(Collected data)
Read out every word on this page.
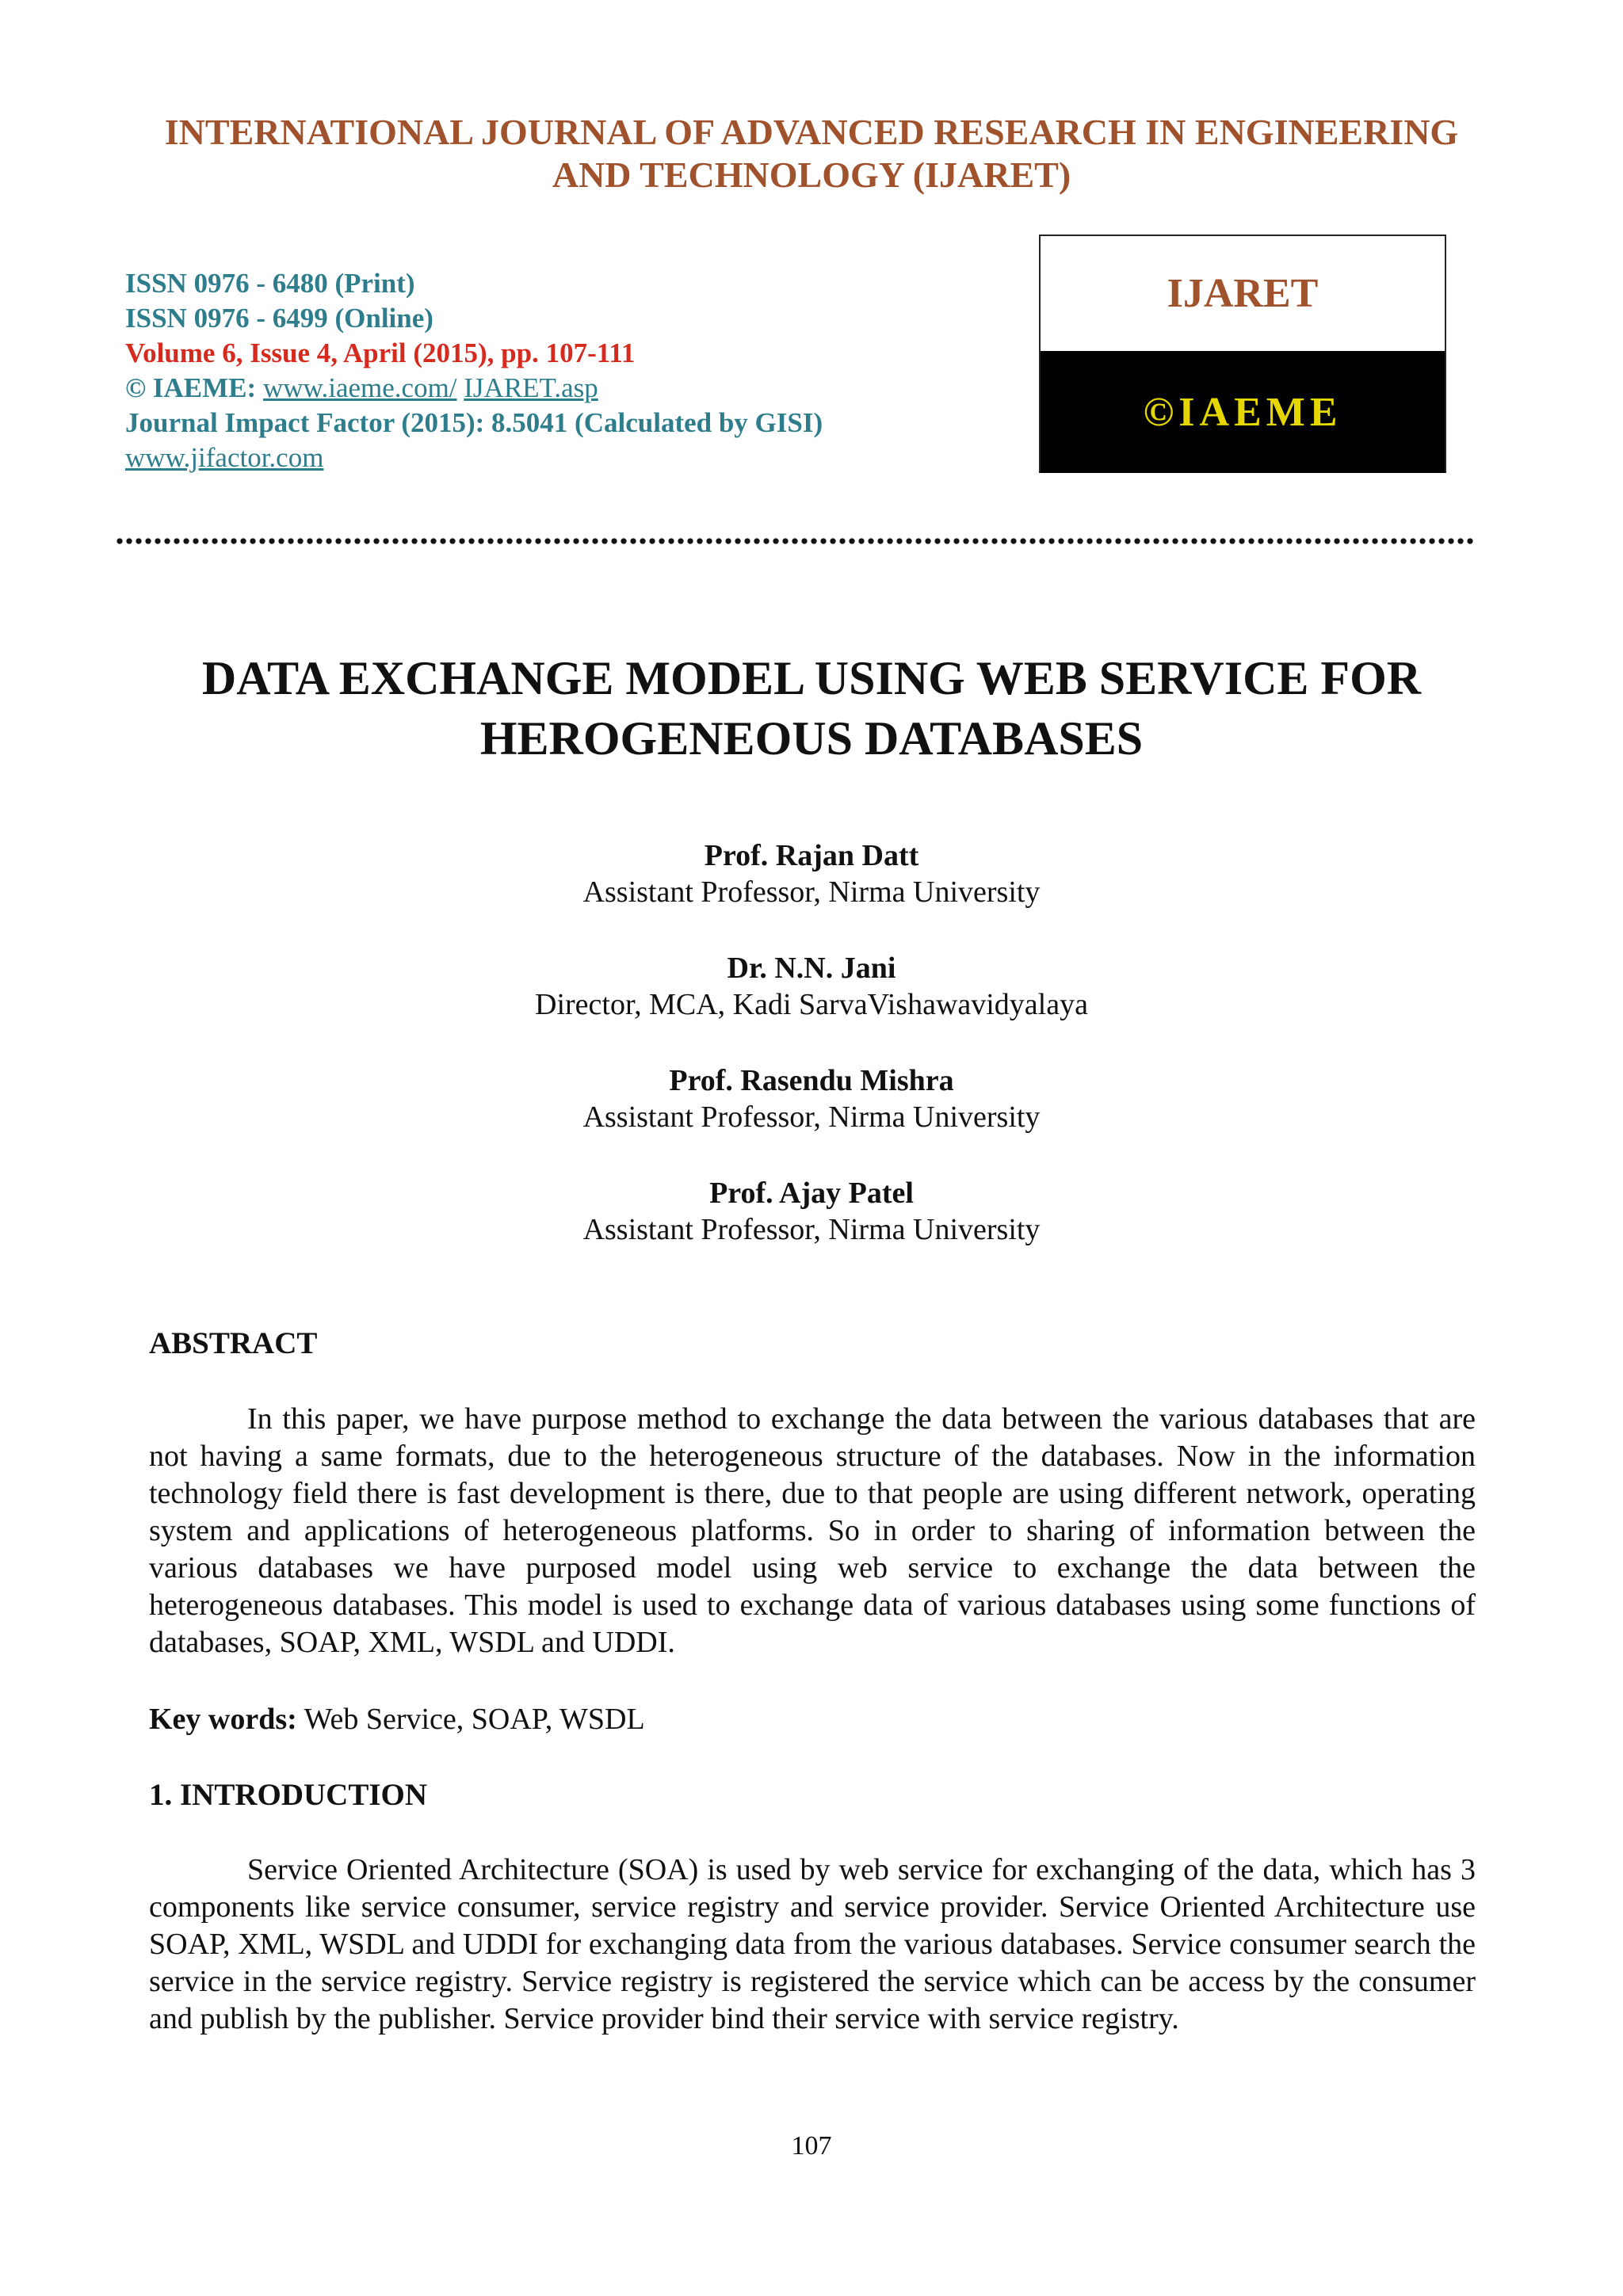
INTERNATIONAL JOURNAL OF ADVANCED RESEARCH IN ENGINEERING
AND TECHNOLOGY (IJARET)
ISSN 0976 - 6480 (Print)
ISSN 0976 - 6499 (Online)
Volume 6, Issue 4, April (2015), pp. 107-111
© IAEME: www.iaeme.com/ IJARET.asp
Journal Impact Factor (2015): 8.5041 (Calculated by GISI)
www.jifactor.com
IJARET
©IAEME
DATA EXCHANGE MODEL USING WEB SERVICE FOR
HEROGENEOUS DATABASES
Prof. Rajan Datt
Assistant Professor, Nirma University
Dr. N.N. Jani
Director, MCA, Kadi SarvaVishawavidyalaya
Prof. Rasendu Mishra
Assistant Professor, Nirma University
Prof. Ajay Patel
Assistant Professor, Nirma University
ABSTRACT
In this paper, we have purpose method to exchange the data between the various databases that are not having a same formats, due to the heterogeneous structure of the databases. Now in the information technology field there is fast development is there, due to that people are using different network, operating system and applications of heterogeneous platforms. So in order to sharing of information between the various databases we have purposed model using web service to exchange the data between the heterogeneous databases. This model is used to exchange data of various databases using some functions of databases, SOAP, XML, WSDL and UDDI.
Key words: Web Service, SOAP, WSDL
1. INTRODUCTION
Service Oriented Architecture (SOA) is used by web service for exchanging of the data, which has 3 components like service consumer, service registry and service provider. Service Oriented Architecture use SOAP, XML, WSDL and UDDI for exchanging data from the various databases. Service consumer search the service in the service registry. Service registry is registered the service which can be access by the consumer and publish by the publisher. Service provider bind their service with service registry.
107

▶ AIM: Repeat the lines above exactly, and keep every picture out.

▶ ANSWER BELOW:
Read out every word on this page.
INTERNATIONAL JOURNAL OF ADVANCED RESEARCH IN ENGINEERING
AND TECHNOLOGY (IJARET)
ISSN 0976 - 6480 (Print)
ISSN 0976 - 6499 (Online)
Volume 6, Issue 4, April (2015), pp. 107-111
© IAEME: www.iaeme.com/ IJARET.asp
Journal Impact Factor (2015): 8.5041 (Calculated by GISI)
www.jifactor.com
IJARET
©IAEME
DATA EXCHANGE MODEL USING WEB SERVICE FOR
HEROGENEOUS DATABASES
Prof. Rajan Datt
Assistant Professor, Nirma University
Dr. N.N. Jani
Director, MCA, Kadi SarvaVishawavidyalaya
Prof. Rasendu Mishra
Assistant Professor, Nirma University
Prof. Ajay Patel
Assistant Professor, Nirma University
ABSTRACT
In this paper, we have purpose method to exchange the data between the various databases that are not having a same formats, due to the heterogeneous structure of the databases. Now in the information technology field there is fast development is there, due to that people are using different network, operating system and applications of heterogeneous platforms. So in order to sharing of information between the various databases we have purposed model using web service to exchange the data between the heterogeneous databases. This model is used to exchange data of various databases using some functions of databases, SOAP, XML, WSDL and UDDI.
Key words: Web Service, SOAP, WSDL
1. INTRODUCTION
Service Oriented Architecture (SOA) is used by web service for exchanging of the data, which has 3 components like service consumer, service registry and service provider. Service Oriented Architecture use SOAP, XML, WSDL and UDDI for exchanging data from the various databases. Service consumer search the service in the service registry. Service registry is registered the service which can be access by the consumer and publish by the publisher. Service provider bind their service with service registry.
107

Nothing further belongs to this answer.